**INSTRUCTIONS TO FOLLOW:**
Copy every record below, exactly as written.

----- RECORDS SUPPLIED -----

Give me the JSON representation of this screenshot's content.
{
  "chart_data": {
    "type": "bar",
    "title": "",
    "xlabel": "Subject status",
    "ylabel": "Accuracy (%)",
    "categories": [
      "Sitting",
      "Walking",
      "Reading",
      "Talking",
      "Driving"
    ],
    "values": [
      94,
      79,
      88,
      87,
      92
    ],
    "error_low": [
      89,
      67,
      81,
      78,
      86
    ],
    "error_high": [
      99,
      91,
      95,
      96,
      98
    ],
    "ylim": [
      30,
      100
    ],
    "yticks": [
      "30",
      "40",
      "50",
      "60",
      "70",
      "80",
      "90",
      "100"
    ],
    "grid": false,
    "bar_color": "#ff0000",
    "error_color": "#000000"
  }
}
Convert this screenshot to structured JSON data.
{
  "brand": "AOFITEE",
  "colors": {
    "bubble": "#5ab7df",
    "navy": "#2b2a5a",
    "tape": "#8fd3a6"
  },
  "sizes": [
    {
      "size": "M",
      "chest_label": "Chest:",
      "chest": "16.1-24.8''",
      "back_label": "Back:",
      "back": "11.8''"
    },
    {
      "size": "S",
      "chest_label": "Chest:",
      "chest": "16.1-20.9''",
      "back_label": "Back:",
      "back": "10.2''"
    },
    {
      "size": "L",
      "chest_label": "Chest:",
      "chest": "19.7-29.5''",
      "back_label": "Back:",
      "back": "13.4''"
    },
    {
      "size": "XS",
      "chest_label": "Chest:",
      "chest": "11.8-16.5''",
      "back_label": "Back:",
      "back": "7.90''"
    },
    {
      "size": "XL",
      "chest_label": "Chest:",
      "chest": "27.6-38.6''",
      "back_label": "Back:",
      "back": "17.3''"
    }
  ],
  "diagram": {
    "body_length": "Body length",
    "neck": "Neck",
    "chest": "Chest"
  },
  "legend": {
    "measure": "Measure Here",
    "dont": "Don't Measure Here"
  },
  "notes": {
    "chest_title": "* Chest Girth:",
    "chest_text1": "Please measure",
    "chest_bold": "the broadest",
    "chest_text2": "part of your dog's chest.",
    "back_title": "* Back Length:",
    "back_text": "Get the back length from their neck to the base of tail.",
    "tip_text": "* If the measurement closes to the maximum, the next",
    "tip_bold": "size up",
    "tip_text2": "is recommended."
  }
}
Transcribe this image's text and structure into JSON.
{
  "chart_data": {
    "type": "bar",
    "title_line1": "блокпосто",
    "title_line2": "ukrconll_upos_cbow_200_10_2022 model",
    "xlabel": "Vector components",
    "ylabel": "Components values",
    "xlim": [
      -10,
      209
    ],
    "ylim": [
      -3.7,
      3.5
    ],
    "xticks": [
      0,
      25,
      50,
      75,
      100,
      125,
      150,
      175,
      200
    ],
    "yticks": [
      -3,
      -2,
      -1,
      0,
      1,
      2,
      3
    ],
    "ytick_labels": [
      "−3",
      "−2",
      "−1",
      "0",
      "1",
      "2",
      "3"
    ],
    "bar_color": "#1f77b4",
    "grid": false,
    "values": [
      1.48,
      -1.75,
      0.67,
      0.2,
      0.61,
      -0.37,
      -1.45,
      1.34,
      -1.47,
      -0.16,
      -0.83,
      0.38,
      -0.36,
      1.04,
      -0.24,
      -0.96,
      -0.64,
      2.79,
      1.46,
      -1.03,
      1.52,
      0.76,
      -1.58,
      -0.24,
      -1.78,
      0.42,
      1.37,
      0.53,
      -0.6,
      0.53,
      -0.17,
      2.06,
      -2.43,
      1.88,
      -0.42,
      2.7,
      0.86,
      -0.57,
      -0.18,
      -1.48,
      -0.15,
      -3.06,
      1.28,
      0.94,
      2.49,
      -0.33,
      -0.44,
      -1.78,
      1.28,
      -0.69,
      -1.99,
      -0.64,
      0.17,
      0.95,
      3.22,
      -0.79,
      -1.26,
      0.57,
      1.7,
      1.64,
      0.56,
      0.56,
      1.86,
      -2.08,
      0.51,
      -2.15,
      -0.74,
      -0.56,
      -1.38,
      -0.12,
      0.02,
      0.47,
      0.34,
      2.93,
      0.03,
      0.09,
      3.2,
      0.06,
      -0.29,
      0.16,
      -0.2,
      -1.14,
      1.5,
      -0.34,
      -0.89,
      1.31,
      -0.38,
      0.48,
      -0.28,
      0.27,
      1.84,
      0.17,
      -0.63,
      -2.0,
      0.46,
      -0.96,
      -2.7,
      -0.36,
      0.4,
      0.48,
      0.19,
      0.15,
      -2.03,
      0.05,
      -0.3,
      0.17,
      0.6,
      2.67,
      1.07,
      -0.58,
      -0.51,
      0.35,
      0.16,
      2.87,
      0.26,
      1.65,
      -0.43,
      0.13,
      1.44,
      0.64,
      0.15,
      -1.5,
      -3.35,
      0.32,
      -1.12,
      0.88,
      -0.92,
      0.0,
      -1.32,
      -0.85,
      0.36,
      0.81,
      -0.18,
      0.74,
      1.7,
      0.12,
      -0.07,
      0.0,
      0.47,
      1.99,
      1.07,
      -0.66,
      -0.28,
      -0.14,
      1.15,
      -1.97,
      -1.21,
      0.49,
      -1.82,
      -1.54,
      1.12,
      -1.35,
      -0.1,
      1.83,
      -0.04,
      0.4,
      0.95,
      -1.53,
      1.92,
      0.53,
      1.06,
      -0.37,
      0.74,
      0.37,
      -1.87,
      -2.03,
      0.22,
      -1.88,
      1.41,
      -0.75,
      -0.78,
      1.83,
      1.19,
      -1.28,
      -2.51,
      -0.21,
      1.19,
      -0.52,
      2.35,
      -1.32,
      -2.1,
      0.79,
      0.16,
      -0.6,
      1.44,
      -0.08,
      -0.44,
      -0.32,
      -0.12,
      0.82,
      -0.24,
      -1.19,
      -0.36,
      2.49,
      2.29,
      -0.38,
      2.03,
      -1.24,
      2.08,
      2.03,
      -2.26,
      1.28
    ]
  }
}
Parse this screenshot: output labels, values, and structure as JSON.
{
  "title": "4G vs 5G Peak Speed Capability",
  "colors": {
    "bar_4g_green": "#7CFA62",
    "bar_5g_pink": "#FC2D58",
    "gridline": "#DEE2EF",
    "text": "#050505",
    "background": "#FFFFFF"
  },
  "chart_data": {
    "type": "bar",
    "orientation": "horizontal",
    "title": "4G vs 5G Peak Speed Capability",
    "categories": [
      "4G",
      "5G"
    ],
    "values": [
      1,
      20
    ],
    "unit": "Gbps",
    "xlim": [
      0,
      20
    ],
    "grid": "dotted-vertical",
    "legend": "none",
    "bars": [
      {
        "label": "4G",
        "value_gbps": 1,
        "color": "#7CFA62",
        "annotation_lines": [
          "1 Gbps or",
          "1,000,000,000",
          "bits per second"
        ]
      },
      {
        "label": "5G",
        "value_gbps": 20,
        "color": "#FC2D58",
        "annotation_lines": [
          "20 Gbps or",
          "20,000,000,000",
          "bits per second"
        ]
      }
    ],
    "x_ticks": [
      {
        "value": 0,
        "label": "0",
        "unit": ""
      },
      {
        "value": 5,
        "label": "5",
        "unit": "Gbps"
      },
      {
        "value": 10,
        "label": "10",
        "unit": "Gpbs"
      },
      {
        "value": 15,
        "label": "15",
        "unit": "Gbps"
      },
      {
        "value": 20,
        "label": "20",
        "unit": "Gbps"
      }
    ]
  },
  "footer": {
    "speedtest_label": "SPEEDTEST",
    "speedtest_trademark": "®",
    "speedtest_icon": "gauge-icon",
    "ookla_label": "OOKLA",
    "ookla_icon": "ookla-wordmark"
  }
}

-----

**ANSWER TO THIS PROBLEM:**
Give me the JSON representation of this screenshot's content.
{
  "chart_data": {
    "type": "bar",
    "title": "",
    "xlabel": "Subject status",
    "ylabel": "Accuracy (%)",
    "categories": [
      "Sitting",
      "Walking",
      "Reading",
      "Talking",
      "Driving"
    ],
    "values": [
      94,
      79,
      88,
      87,
      92
    ],
    "error_low": [
      89,
      67,
      81,
      78,
      86
    ],
    "error_high": [
      99,
      91,
      95,
      96,
      98
    ],
    "ylim": [
      30,
      100
    ],
    "yticks": [
      "30",
      "40",
      "50",
      "60",
      "70",
      "80",
      "90",
      "100"
    ],
    "grid": false,
    "bar_color": "#ff0000",
    "error_color": "#000000"
  }
}
Convert this screenshot to structured JSON data.
{
  "brand": "AOFITEE",
  "colors": {
    "bubble": "#5ab7df",
    "navy": "#2b2a5a",
    "tape": "#8fd3a6"
  },
  "sizes": [
    {
      "size": "M",
      "chest_label": "Chest:",
      "chest": "16.1-24.8''",
      "back_label": "Back:",
      "back": "11.8''"
    },
    {
      "size": "S",
      "chest_label": "Chest:",
      "chest": "16.1-20.9''",
      "back_label": "Back:",
      "back": "10.2''"
    },
    {
      "size": "L",
      "chest_label": "Chest:",
      "chest": "19.7-29.5''",
      "back_label": "Back:",
      "back": "13.4''"
    },
    {
      "size": "XS",
      "chest_label": "Chest:",
      "chest": "11.8-16.5''",
      "back_label": "Back:",
      "back": "7.90''"
    },
    {
      "size": "XL",
      "chest_label": "Chest:",
      "chest": "27.6-38.6''",
      "back_label": "Back:",
      "back": "17.3''"
    }
  ],
  "diagram": {
    "body_length": "Body length",
    "neck": "Neck",
    "chest": "Chest"
  },
  "legend": {
    "measure": "Measure Here",
    "dont": "Don't Measure Here"
  },
  "notes": {
    "chest_title": "* Chest Girth:",
    "chest_text1": "Please measure",
    "chest_bold": "the broadest",
    "chest_text2": "part of your dog's chest.",
    "back_title": "* Back Length:",
    "back_text": "Get the back length from their neck to the base of tail.",
    "tip_text": "* If the measurement closes to the maximum, the next",
    "tip_bold": "size up",
    "tip_text2": "is recommended."
  }
}
Transcribe this image's text and structure into JSON.
{
  "chart_data": {
    "type": "bar",
    "title_line1": "блокпосто",
    "title_line2": "ukrconll_upos_cbow_200_10_2022 model",
    "xlabel": "Vector components",
    "ylabel": "Components values",
    "xlim": [
      -10,
      209
    ],
    "ylim": [
      -3.7,
      3.5
    ],
    "xticks": [
      0,
      25,
      50,
      75,
      100,
      125,
      150,
      175,
      200
    ],
    "yticks": [
      -3,
      -2,
      -1,
      0,
      1,
      2,
      3
    ],
    "ytick_labels": [
      "−3",
      "−2",
      "−1",
      "0",
      "1",
      "2",
      "3"
    ],
    "bar_color": "#1f77b4",
    "grid": false,
    "values": [
      1.48,
      -1.75,
      0.67,
      0.2,
      0.61,
      -0.37,
      -1.45,
      1.34,
      -1.47,
      -0.16,
      -0.83,
      0.38,
      -0.36,
      1.04,
      -0.24,
      -0.96,
      -0.64,
      2.79,
      1.46,
      -1.03,
      1.52,
      0.76,
      -1.58,
      -0.24,
      -1.78,
      0.42,
      1.37,
      0.53,
      -0.6,
      0.53,
      -0.17,
      2.06,
      -2.43,
      1.88,
      -0.42,
      2.7,
      0.86,
      -0.57,
      -0.18,
      -1.48,
      -0.15,
      -3.06,
      1.28,
      0.94,
      2.49,
      -0.33,
      -0.44,
      -1.78,
      1.28,
      -0.69,
      -1.99,
      -0.64,
      0.17,
      0.95,
      3.22,
      -0.79,
      -1.26,
      0.57,
      1.7,
      1.64,
      0.56,
      0.56,
      1.86,
      -2.08,
      0.51,
      -2.15,
      -0.74,
      -0.56,
      -1.38,
      -0.12,
      0.02,
      0.47,
      0.34,
      2.93,
      0.03,
      0.09,
      3.2,
      0.06,
      -0.29,
      0.16,
      -0.2,
      -1.14,
      1.5,
      -0.34,
      -0.89,
      1.31,
      -0.38,
      0.48,
      -0.28,
      0.27,
      1.84,
      0.17,
      -0.63,
      -2.0,
      0.46,
      -0.96,
      -2.7,
      -0.36,
      0.4,
      0.48,
      0.19,
      0.15,
      -2.03,
      0.05,
      -0.3,
      0.17,
      0.6,
      2.67,
      1.07,
      -0.58,
      -0.51,
      0.35,
      0.16,
      2.87,
      0.26,
      1.65,
      -0.43,
      0.13,
      1.44,
      0.64,
      0.15,
      -1.5,
      -3.35,
      0.32,
      -1.12,
      0.88,
      -0.92,
      0.0,
      -1.32,
      -0.85,
      0.36,
      0.81,
      -0.18,
      0.74,
      1.7,
      0.12,
      -0.07,
      0.0,
      0.47,
      1.99,
      1.07,
      -0.66,
      -0.28,
      -0.14,
      1.15,
      -1.97,
      -1.21,
      0.49,
      -1.82,
      -1.54,
      1.12,
      -1.35,
      -0.1,
      1.83,
      -0.04,
      0.4,
      0.95,
      -1.53,
      1.92,
      0.53,
      1.06,
      -0.37,
      0.74,
      0.37,
      -1.87,
      -2.03,
      0.22,
      -1.88,
      1.41,
      -0.75,
      -0.78,
      1.83,
      1.19,
      -1.28,
      -2.51,
      -0.21,
      1.19,
      -0.52,
      2.35,
      -1.32,
      -2.1,
      0.79,
      0.16,
      -0.6,
      1.44,
      -0.08,
      -0.44,
      -0.32,
      -0.12,
      0.82,
      -0.24,
      -1.19,
      -0.36,
      2.49,
      2.29,
      -0.38,
      2.03,
      -1.24,
      2.08,
      2.03,
      -2.26,
      1.28
    ]
  }
}
Parse this screenshot: output labels, values, and structure as JSON.
{
  "title": "4G vs 5G Peak Speed Capability",
  "colors": {
    "bar_4g_green": "#7CFA62",
    "bar_5g_pink": "#FC2D58",
    "gridline": "#DEE2EF",
    "text": "#050505",
    "background": "#FFFFFF"
  },
  "chart_data": {
    "type": "bar",
    "orientation": "horizontal",
    "title": "4G vs 5G Peak Speed Capability",
    "categories": [
      "4G",
      "5G"
    ],
    "values": [
      1,
      20
    ],
    "unit": "Gbps",
    "xlim": [
      0,
      20
    ],
    "grid": "dotted-vertical",
    "legend": "none",
    "bars": [
      {
        "label": "4G",
        "value_gbps": 1,
        "color": "#7CFA62",
        "annotation_lines": [
          "1 Gbps or",
          "1,000,000,000",
          "bits per second"
        ]
      },
      {
        "label": "5G",
        "value_gbps": 20,
        "color": "#FC2D58",
        "annotation_lines": [
          "20 Gbps or",
          "20,000,000,000",
          "bits per second"
        ]
      }
    ],
    "x_ticks": [
      {
        "value": 0,
        "label": "0",
        "unit": ""
      },
      {
        "value": 5,
        "label": "5",
        "unit": "Gbps"
      },
      {
        "value": 10,
        "label": "10",
        "unit": "Gpbs"
      },
      {
        "value": 15,
        "label": "15",
        "unit": "Gbps"
      },
      {
        "value": 20,
        "label": "20",
        "unit": "Gbps"
      }
    ]
  },
  "footer": {
    "speedtest_label": "SPEEDTEST",
    "speedtest_trademark": "®",
    "speedtest_icon": "gauge-icon",
    "ookla_label": "OOKLA",
    "ookla_icon": "ookla-wordmark"
  }
}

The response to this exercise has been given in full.